_Data supplied:_
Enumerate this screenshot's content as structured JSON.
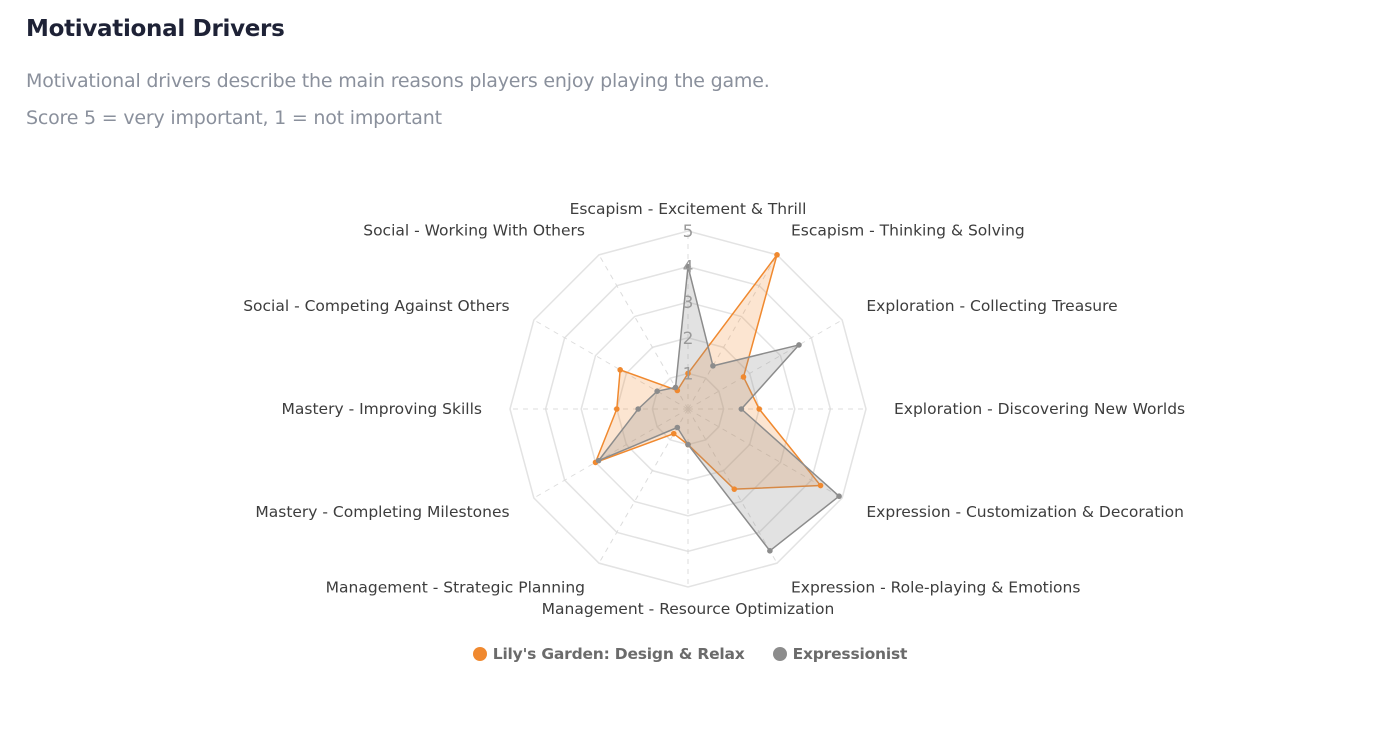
{
  "header": {
    "title": "Motivational Drivers",
    "subtitle_line1": "Motivational drivers describe the main reasons players enjoy playing the game.",
    "subtitle_line2": "Score 5 = very important, 1 = not important"
  },
  "chart_data": {
    "type": "radar",
    "axes": [
      "Escapism - Excitement & Thrill",
      "Escapism - Thinking & Solving",
      "Exploration - Collecting Treasure",
      "Exploration - Discovering New Worlds",
      "Expression - Customization & Decoration",
      "Expression - Role-playing & Emotions",
      "Management - Resource Optimization",
      "Management - Strategic Planning",
      "Mastery - Completing Milestones",
      "Mastery - Improving Skills",
      "Social - Competing Against Others",
      "Social - Working With Others"
    ],
    "scale_labels": [
      "1",
      "2",
      "3",
      "4",
      "5"
    ],
    "range": [
      0,
      5
    ],
    "series": [
      {
        "name": "Lily's Garden: Design & Relax",
        "color": "#f0892f",
        "values": [
          1.0,
          5.0,
          1.8,
          2.0,
          4.3,
          2.6,
          1.0,
          0.8,
          3.0,
          2.0,
          2.2,
          0.6
        ]
      },
      {
        "name": "Expressionist",
        "color": "#8c8c8c",
        "values": [
          4.0,
          1.4,
          3.6,
          1.5,
          4.9,
          4.6,
          1.0,
          0.6,
          2.9,
          1.4,
          1.0,
          0.7
        ]
      }
    ]
  }
}
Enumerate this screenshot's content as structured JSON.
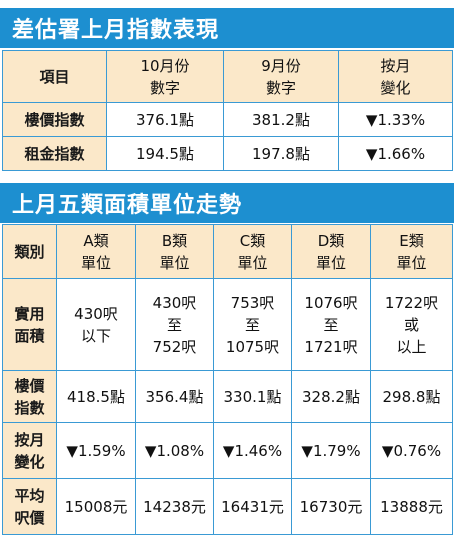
{
  "section1": {
    "title": "差估署上月指數表現",
    "headers": [
      {
        "line1": "項目",
        "line2": ""
      },
      {
        "line1": "10月份",
        "line2": "數字"
      },
      {
        "line1": "9月份",
        "line2": "數字"
      },
      {
        "line1": "按月",
        "line2": "變化"
      }
    ],
    "rows": [
      {
        "label": "樓價指數",
        "oct": "376.1點",
        "sep": "381.2點",
        "change": "▼1.33%"
      },
      {
        "label": "租金指數",
        "oct": "194.5點",
        "sep": "197.8點",
        "change": "▼1.66%"
      }
    ]
  },
  "section2": {
    "title": "上月五類面積單位走勢",
    "corner": "類別",
    "classes": [
      {
        "line1": "A類",
        "line2": "單位"
      },
      {
        "line1": "B類",
        "line2": "單位"
      },
      {
        "line1": "C類",
        "line2": "單位"
      },
      {
        "line1": "D類",
        "line2": "單位"
      },
      {
        "line1": "E類",
        "line2": "單位"
      }
    ],
    "rows": [
      {
        "label1": "實用",
        "label2": "面積",
        "cells": [
          [
            "430呎",
            "以下"
          ],
          [
            "430呎",
            "至",
            "752呎"
          ],
          [
            "753呎",
            "至",
            "1075呎"
          ],
          [
            "1076呎",
            "至",
            "1721呎"
          ],
          [
            "1722呎",
            "或",
            "以上"
          ]
        ]
      },
      {
        "label1": "樓價",
        "label2": "指數",
        "cells": [
          [
            "418.5點"
          ],
          [
            "356.4點"
          ],
          [
            "330.1點"
          ],
          [
            "328.2點"
          ],
          [
            "298.8點"
          ]
        ]
      },
      {
        "label1": "按月",
        "label2": "變化",
        "cells": [
          [
            "▼1.59%"
          ],
          [
            "▼1.08%"
          ],
          [
            "▼1.46%"
          ],
          [
            "▼1.79%"
          ],
          [
            "▼0.76%"
          ]
        ]
      },
      {
        "label1": "平均",
        "label2": "呎價",
        "cells": [
          [
            "15008元"
          ],
          [
            "14238元"
          ],
          [
            "16431元"
          ],
          [
            "16730元"
          ],
          [
            "13888元"
          ]
        ]
      }
    ]
  },
  "colors": {
    "header_blue": "#1d8fd0",
    "label_beige": "#fbe8c9",
    "border_blue": "#3a9ad4"
  }
}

_The exercise:_ Reproduce the records, all of them, word for word; omit the pictures.

_Worked answer:_
Enumerate this screenshot's content as structured JSON.
{
  "header": {
    "title": "Motivational Drivers",
    "subtitle_line1": "Motivational drivers describe the main reasons players enjoy playing the game.",
    "subtitle_line2": "Score 5 = very important, 1 = not important"
  },
  "chart_data": {
    "type": "radar",
    "axes": [
      "Escapism - Excitement & Thrill",
      "Escapism - Thinking & Solving",
      "Exploration - Collecting Treasure",
      "Exploration - Discovering New Worlds",
      "Expression - Customization & Decoration",
      "Expression - Role-playing & Emotions",
      "Management - Resource Optimization",
      "Management - Strategic Planning",
      "Mastery - Completing Milestones",
      "Mastery - Improving Skills",
      "Social - Competing Against Others",
      "Social - Working With Others"
    ],
    "scale_labels": [
      "1",
      "2",
      "3",
      "4",
      "5"
    ],
    "range": [
      0,
      5
    ],
    "series": [
      {
        "name": "Lily's Garden: Design & Relax",
        "color": "#f0892f",
        "values": [
          1.0,
          5.0,
          1.8,
          2.0,
          4.3,
          2.6,
          1.0,
          0.8,
          3.0,
          2.0,
          2.2,
          0.6
        ]
      },
      {
        "name": "Expressionist",
        "color": "#8c8c8c",
        "values": [
          4.0,
          1.4,
          3.6,
          1.5,
          4.9,
          4.6,
          1.0,
          0.6,
          2.9,
          1.4,
          1.0,
          0.7
        ]
      }
    ]
  }
}
Enumerate this screenshot's content as structured JSON.
{
  "section1": {
    "title": "差估署上月指數表現",
    "headers": [
      {
        "line1": "項目",
        "line2": ""
      },
      {
        "line1": "10月份",
        "line2": "數字"
      },
      {
        "line1": "9月份",
        "line2": "數字"
      },
      {
        "line1": "按月",
        "line2": "變化"
      }
    ],
    "rows": [
      {
        "label": "樓價指數",
        "oct": "376.1點",
        "sep": "381.2點",
        "change": "▼1.33%"
      },
      {
        "label": "租金指數",
        "oct": "194.5點",
        "sep": "197.8點",
        "change": "▼1.66%"
      }
    ]
  },
  "section2": {
    "title": "上月五類面積單位走勢",
    "corner": "類別",
    "classes": [
      {
        "line1": "A類",
        "line2": "單位"
      },
      {
        "line1": "B類",
        "line2": "單位"
      },
      {
        "line1": "C類",
        "line2": "單位"
      },
      {
        "line1": "D類",
        "line2": "單位"
      },
      {
        "line1": "E類",
        "line2": "單位"
      }
    ],
    "rows": [
      {
        "label1": "實用",
        "label2": "面積",
        "cells": [
          [
            "430呎",
            "以下"
          ],
          [
            "430呎",
            "至",
            "752呎"
          ],
          [
            "753呎",
            "至",
            "1075呎"
          ],
          [
            "1076呎",
            "至",
            "1721呎"
          ],
          [
            "1722呎",
            "或",
            "以上"
          ]
        ]
      },
      {
        "label1": "樓價",
        "label2": "指數",
        "cells": [
          [
            "418.5點"
          ],
          [
            "356.4點"
          ],
          [
            "330.1點"
          ],
          [
            "328.2點"
          ],
          [
            "298.8點"
          ]
        ]
      },
      {
        "label1": "按月",
        "label2": "變化",
        "cells": [
          [
            "▼1.59%"
          ],
          [
            "▼1.08%"
          ],
          [
            "▼1.46%"
          ],
          [
            "▼1.79%"
          ],
          [
            "▼0.76%"
          ]
        ]
      },
      {
        "label1": "平均",
        "label2": "呎價",
        "cells": [
          [
            "15008元"
          ],
          [
            "14238元"
          ],
          [
            "16431元"
          ],
          [
            "16730元"
          ],
          [
            "13888元"
          ]
        ]
      }
    ]
  },
  "colors": {
    "header_blue": "#1d8fd0",
    "label_beige": "#fbe8c9",
    "border_blue": "#3a9ad4"
  }
}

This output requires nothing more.